*AIM:*
In your copy, repeat the records exactly and leave out the pictures.

*INPUT DATA:*
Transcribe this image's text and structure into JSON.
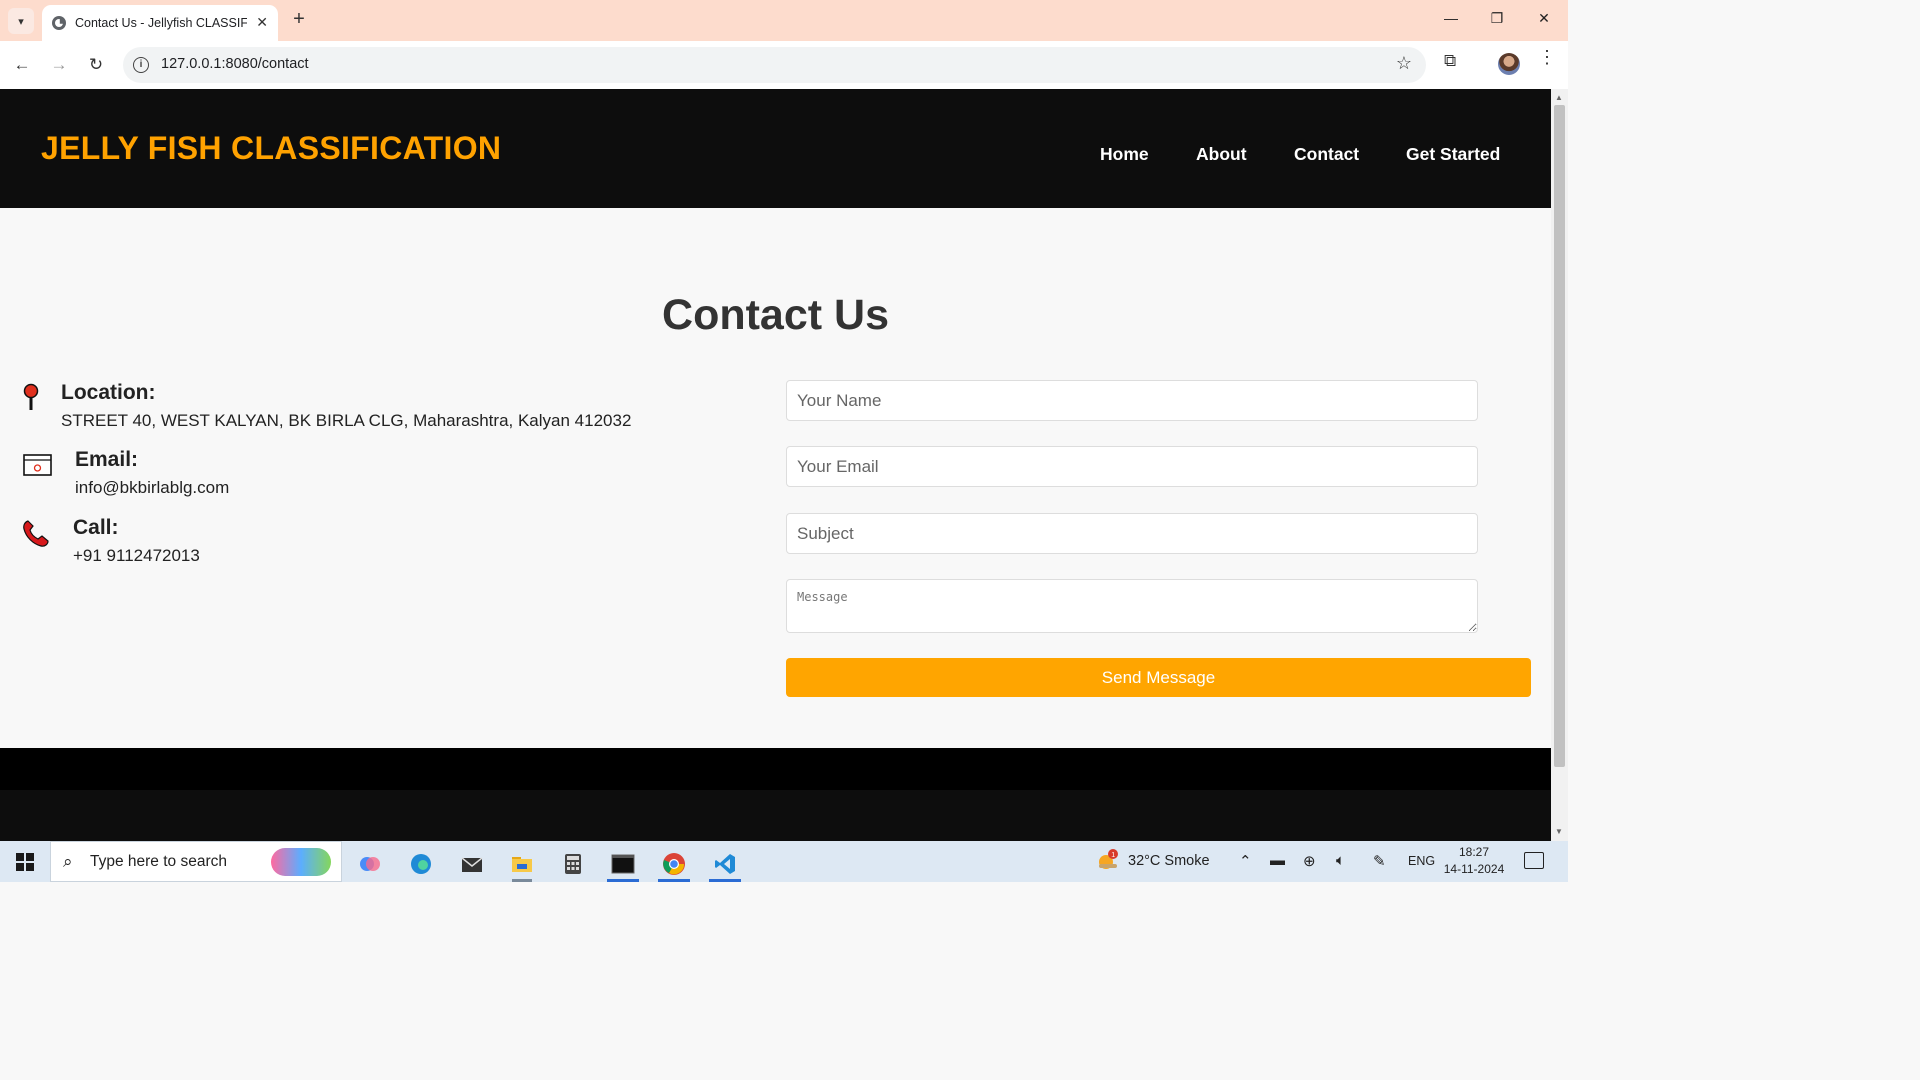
{
  "browser": {
    "tab_title": "Contact Us - Jellyfish CLASSIFICATION",
    "url": "127.0.0.1:8080/contact"
  },
  "site": {
    "title": "JELLY FISH CLASSIFICATION",
    "nav": [
      "Home",
      "About",
      "Contact",
      "Get Started"
    ],
    "accent_color": "#ffa500"
  },
  "page": {
    "heading": "Contact Us",
    "location": {
      "label": "Location:",
      "value": "STREET 40, WEST KALYAN, BK BIRLA CLG, Maharashtra, Kalyan 412032"
    },
    "email": {
      "label": "Email:",
      "value": "info@bkbirlablg.com"
    },
    "call": {
      "label": "Call:",
      "value": "+91 9112472013"
    },
    "form": {
      "name_placeholder": "Your Name",
      "email_placeholder": "Your Email",
      "subject_placeholder": "Subject",
      "message_placeholder": "Message",
      "submit_label": "Send Message"
    }
  },
  "taskbar": {
    "search_placeholder": "Type here to search",
    "weather": "32°C  Smoke",
    "language": "ENG",
    "time": "18:27",
    "date": "14-11-2024"
  }
}
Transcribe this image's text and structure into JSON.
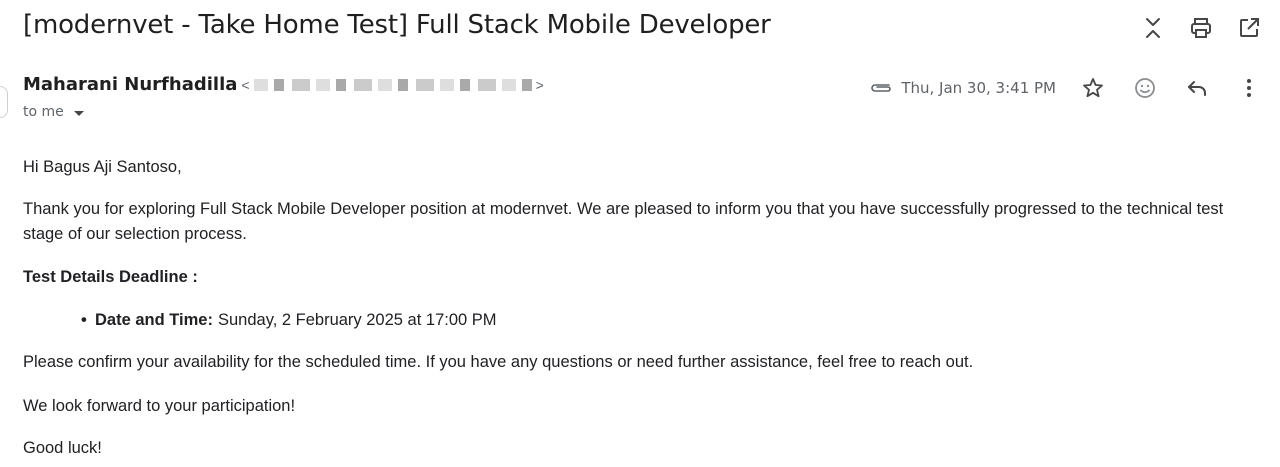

*CORRECT ANSWER:*
Transcribe this image's text and structure into JSON.
{
  "browser": {
    "tab_title": "Contact Us - Jellyfish CLASSIFICATION",
    "url": "127.0.0.1:8080/contact"
  },
  "site": {
    "title": "JELLY FISH CLASSIFICATION",
    "nav": [
      "Home",
      "About",
      "Contact",
      "Get Started"
    ],
    "accent_color": "#ffa500"
  },
  "page": {
    "heading": "Contact Us",
    "location": {
      "label": "Location:",
      "value": "STREET 40, WEST KALYAN, BK BIRLA CLG, Maharashtra, Kalyan 412032"
    },
    "email": {
      "label": "Email:",
      "value": "info@bkbirlablg.com"
    },
    "call": {
      "label": "Call:",
      "value": "+91 9112472013"
    },
    "form": {
      "name_placeholder": "Your Name",
      "email_placeholder": "Your Email",
      "subject_placeholder": "Subject",
      "message_placeholder": "Message",
      "submit_label": "Send Message"
    }
  },
  "taskbar": {
    "search_placeholder": "Type here to search",
    "weather": "32°C  Smoke",
    "language": "ENG",
    "time": "18:27",
    "date": "14-11-2024"
  }
}
Transcribe this image's text and structure into JSON.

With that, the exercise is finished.